▶ **Data provided**
=-=-=

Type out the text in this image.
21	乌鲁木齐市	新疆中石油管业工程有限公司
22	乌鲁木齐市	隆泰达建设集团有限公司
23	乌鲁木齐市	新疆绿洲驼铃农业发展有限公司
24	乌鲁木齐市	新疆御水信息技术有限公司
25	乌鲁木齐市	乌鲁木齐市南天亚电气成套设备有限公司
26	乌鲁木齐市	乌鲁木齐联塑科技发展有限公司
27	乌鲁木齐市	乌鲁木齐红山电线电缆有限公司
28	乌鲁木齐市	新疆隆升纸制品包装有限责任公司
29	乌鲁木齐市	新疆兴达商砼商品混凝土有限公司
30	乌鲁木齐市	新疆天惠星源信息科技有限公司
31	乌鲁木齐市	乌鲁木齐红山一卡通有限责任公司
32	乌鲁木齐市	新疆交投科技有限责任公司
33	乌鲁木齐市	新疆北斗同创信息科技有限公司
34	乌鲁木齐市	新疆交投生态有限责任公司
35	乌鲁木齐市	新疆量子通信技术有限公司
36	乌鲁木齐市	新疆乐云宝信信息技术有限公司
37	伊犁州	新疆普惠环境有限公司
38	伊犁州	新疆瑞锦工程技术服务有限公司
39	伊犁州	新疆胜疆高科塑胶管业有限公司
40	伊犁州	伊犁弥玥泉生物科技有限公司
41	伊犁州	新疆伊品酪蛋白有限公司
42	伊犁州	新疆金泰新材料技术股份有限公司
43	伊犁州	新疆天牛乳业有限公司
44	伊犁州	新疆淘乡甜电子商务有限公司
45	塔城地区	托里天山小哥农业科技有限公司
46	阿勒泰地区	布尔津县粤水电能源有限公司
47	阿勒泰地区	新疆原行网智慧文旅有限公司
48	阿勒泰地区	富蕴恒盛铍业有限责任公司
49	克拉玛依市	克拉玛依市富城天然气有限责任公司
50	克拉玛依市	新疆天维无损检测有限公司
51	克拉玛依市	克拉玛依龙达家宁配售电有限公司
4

=-=-=

▶ **Task description**
Find the lines holding "阿勒泰地区" and list every one.

▶ **In response**
46	阿勒泰地区	布尔津县粤水电能源有限公司
47	阿勒泰地区	新疆原行网智慧文旅有限公司
48	阿勒泰地区	富蕴恒盛铍业有限责任公司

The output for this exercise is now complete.